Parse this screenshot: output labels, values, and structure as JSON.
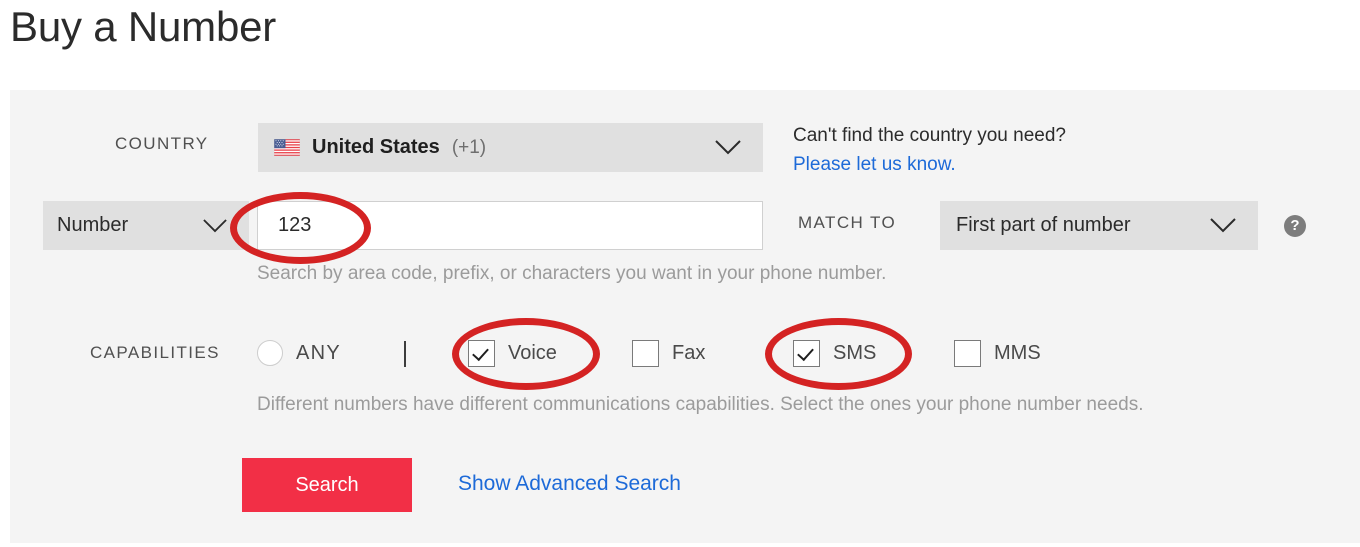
{
  "page": {
    "title": "Buy a Number"
  },
  "country": {
    "label": "COUNTRY",
    "selected": "United States",
    "dial_code": "(+1)",
    "flag_icon": "us-flag-icon",
    "chevron_icon": "chevron-down-icon",
    "help_question": "Can't find the country you need?",
    "help_link": "Please let us know."
  },
  "number": {
    "type_selected": "Number",
    "type_chevron_icon": "chevron-down-icon",
    "value": "123",
    "placeholder": "",
    "hint": "Search by area code, prefix, or characters you want in your phone number.",
    "match_label": "MATCH TO",
    "match_selected": "First part of number",
    "match_chevron_icon": "chevron-down-icon",
    "help_icon": "question-mark-icon",
    "help_icon_glyph": "?"
  },
  "capabilities": {
    "label": "CAPABILITIES",
    "any": {
      "label": "ANY",
      "selected": false
    },
    "options": [
      {
        "label": "Voice",
        "checked": true
      },
      {
        "label": "Fax",
        "checked": false
      },
      {
        "label": "SMS",
        "checked": true
      },
      {
        "label": "MMS",
        "checked": false
      }
    ],
    "hint": "Different numbers have different communications capabilities. Select the ones your phone number needs."
  },
  "actions": {
    "search_label": "Search",
    "advanced_label": "Show Advanced Search"
  },
  "annotations": [
    {
      "name": "number-field-highlight",
      "shape": "ellipse",
      "color": "#d42323"
    },
    {
      "name": "voice-checkbox-highlight",
      "shape": "ellipse",
      "color": "#d42323"
    },
    {
      "name": "sms-checkbox-highlight",
      "shape": "ellipse",
      "color": "#d42323"
    }
  ],
  "colors": {
    "brand_red": "#f22f46",
    "link_blue": "#1d6ad8",
    "panel_bg": "#f4f4f4",
    "control_bg": "#e0e0e0",
    "annotation_red": "#d42323"
  }
}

### YOUR OBJECTIVE:
Write the full listing out again with every line unchanged, but include no pictures.

### TASK OUTPUT:
Parse this screenshot: output labels, values, and structure as JSON.
{
  "page": {
    "title": "Buy a Number"
  },
  "country": {
    "label": "COUNTRY",
    "selected": "United States",
    "dial_code": "(+1)",
    "flag_icon": "us-flag-icon",
    "chevron_icon": "chevron-down-icon",
    "help_question": "Can't find the country you need?",
    "help_link": "Please let us know."
  },
  "number": {
    "type_selected": "Number",
    "type_chevron_icon": "chevron-down-icon",
    "value": "123",
    "placeholder": "",
    "hint": "Search by area code, prefix, or characters you want in your phone number.",
    "match_label": "MATCH TO",
    "match_selected": "First part of number",
    "match_chevron_icon": "chevron-down-icon",
    "help_icon": "question-mark-icon",
    "help_icon_glyph": "?"
  },
  "capabilities": {
    "label": "CAPABILITIES",
    "any": {
      "label": "ANY",
      "selected": false
    },
    "options": [
      {
        "label": "Voice",
        "checked": true
      },
      {
        "label": "Fax",
        "checked": false
      },
      {
        "label": "SMS",
        "checked": true
      },
      {
        "label": "MMS",
        "checked": false
      }
    ],
    "hint": "Different numbers have different communications capabilities. Select the ones your phone number needs."
  },
  "actions": {
    "search_label": "Search",
    "advanced_label": "Show Advanced Search"
  },
  "annotations": [
    {
      "name": "number-field-highlight",
      "shape": "ellipse",
      "color": "#d42323"
    },
    {
      "name": "voice-checkbox-highlight",
      "shape": "ellipse",
      "color": "#d42323"
    },
    {
      "name": "sms-checkbox-highlight",
      "shape": "ellipse",
      "color": "#d42323"
    }
  ],
  "colors": {
    "brand_red": "#f22f46",
    "link_blue": "#1d6ad8",
    "panel_bg": "#f4f4f4",
    "control_bg": "#e0e0e0",
    "annotation_red": "#d42323"
  }
}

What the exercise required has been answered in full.